(Dataset entries on figures)
====

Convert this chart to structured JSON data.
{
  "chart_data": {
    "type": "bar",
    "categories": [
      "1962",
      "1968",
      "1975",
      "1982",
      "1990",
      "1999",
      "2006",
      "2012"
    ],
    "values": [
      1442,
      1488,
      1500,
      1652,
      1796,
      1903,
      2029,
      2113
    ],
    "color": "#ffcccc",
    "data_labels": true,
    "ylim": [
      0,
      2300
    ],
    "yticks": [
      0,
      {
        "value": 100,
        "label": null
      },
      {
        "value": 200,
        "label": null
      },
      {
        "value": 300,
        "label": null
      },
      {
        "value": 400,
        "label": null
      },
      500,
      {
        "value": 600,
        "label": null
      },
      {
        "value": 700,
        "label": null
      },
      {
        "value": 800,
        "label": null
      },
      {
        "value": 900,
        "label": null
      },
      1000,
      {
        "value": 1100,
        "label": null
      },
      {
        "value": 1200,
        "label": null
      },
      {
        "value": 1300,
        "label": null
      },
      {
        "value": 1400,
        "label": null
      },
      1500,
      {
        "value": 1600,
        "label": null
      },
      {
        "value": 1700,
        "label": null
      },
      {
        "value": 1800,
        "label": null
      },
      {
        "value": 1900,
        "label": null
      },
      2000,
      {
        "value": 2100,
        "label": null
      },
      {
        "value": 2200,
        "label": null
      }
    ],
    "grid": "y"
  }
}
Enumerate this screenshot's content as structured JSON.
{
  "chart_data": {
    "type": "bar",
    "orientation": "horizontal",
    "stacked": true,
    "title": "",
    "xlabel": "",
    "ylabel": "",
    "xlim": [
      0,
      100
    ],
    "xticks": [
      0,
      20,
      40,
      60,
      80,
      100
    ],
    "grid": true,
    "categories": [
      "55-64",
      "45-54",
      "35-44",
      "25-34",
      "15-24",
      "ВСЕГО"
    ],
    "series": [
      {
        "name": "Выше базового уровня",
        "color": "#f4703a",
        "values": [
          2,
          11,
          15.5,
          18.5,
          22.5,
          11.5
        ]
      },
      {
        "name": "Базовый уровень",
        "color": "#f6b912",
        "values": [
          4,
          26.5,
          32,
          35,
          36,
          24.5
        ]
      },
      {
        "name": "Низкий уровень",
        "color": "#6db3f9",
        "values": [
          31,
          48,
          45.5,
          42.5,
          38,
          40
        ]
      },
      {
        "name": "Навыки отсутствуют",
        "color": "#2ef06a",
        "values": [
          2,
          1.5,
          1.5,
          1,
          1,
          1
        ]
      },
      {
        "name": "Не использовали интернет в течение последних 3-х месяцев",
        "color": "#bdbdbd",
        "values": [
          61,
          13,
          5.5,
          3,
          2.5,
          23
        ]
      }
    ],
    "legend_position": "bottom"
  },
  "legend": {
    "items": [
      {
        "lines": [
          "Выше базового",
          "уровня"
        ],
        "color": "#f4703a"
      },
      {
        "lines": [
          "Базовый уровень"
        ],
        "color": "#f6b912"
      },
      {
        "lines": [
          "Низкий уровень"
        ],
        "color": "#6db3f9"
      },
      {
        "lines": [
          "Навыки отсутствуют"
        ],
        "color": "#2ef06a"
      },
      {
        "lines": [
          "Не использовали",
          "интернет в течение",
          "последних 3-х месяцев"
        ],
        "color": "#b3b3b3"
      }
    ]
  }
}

====

__What to work on__:
The entries above must be returned exactly.

__Task answer__:
Convert this chart to structured JSON data.
{
  "chart_data": {
    "type": "bar",
    "categories": [
      "1962",
      "1968",
      "1975",
      "1982",
      "1990",
      "1999",
      "2006",
      "2012"
    ],
    "values": [
      1442,
      1488,
      1500,
      1652,
      1796,
      1903,
      2029,
      2113
    ],
    "color": "#ffcccc",
    "data_labels": true,
    "ylim": [
      0,
      2300
    ],
    "yticks": [
      0,
      {
        "value": 100,
        "label": null
      },
      {
        "value": 200,
        "label": null
      },
      {
        "value": 300,
        "label": null
      },
      {
        "value": 400,
        "label": null
      },
      500,
      {
        "value": 600,
        "label": null
      },
      {
        "value": 700,
        "label": null
      },
      {
        "value": 800,
        "label": null
      },
      {
        "value": 900,
        "label": null
      },
      1000,
      {
        "value": 1100,
        "label": null
      },
      {
        "value": 1200,
        "label": null
      },
      {
        "value": 1300,
        "label": null
      },
      {
        "value": 1400,
        "label": null
      },
      1500,
      {
        "value": 1600,
        "label": null
      },
      {
        "value": 1700,
        "label": null
      },
      {
        "value": 1800,
        "label": null
      },
      {
        "value": 1900,
        "label": null
      },
      2000,
      {
        "value": 2100,
        "label": null
      },
      {
        "value": 2200,
        "label": null
      }
    ],
    "grid": "y"
  }
}
Enumerate this screenshot's content as structured JSON.
{
  "chart_data": {
    "type": "bar",
    "orientation": "horizontal",
    "stacked": true,
    "title": "",
    "xlabel": "",
    "ylabel": "",
    "xlim": [
      0,
      100
    ],
    "xticks": [
      0,
      20,
      40,
      60,
      80,
      100
    ],
    "grid": true,
    "categories": [
      "55-64",
      "45-54",
      "35-44",
      "25-34",
      "15-24",
      "ВСЕГО"
    ],
    "series": [
      {
        "name": "Выше базового уровня",
        "color": "#f4703a",
        "values": [
          2,
          11,
          15.5,
          18.5,
          22.5,
          11.5
        ]
      },
      {
        "name": "Базовый уровень",
        "color": "#f6b912",
        "values": [
          4,
          26.5,
          32,
          35,
          36,
          24.5
        ]
      },
      {
        "name": "Низкий уровень",
        "color": "#6db3f9",
        "values": [
          31,
          48,
          45.5,
          42.5,
          38,
          40
        ]
      },
      {
        "name": "Навыки отсутствуют",
        "color": "#2ef06a",
        "values": [
          2,
          1.5,
          1.5,
          1,
          1,
          1
        ]
      },
      {
        "name": "Не использовали интернет в течение последних 3-х месяцев",
        "color": "#bdbdbd",
        "values": [
          61,
          13,
          5.5,
          3,
          2.5,
          23
        ]
      }
    ],
    "legend_position": "bottom"
  },
  "legend": {
    "items": [
      {
        "lines": [
          "Выше базового",
          "уровня"
        ],
        "color": "#f4703a"
      },
      {
        "lines": [
          "Базовый уровень"
        ],
        "color": "#f6b912"
      },
      {
        "lines": [
          "Низкий уровень"
        ],
        "color": "#6db3f9"
      },
      {
        "lines": [
          "Навыки отсутствуют"
        ],
        "color": "#2ef06a"
      },
      {
        "lines": [
          "Не использовали",
          "интернет в течение",
          "последних 3-х месяцев"
        ],
        "color": "#b3b3b3"
      }
    ]
  }
}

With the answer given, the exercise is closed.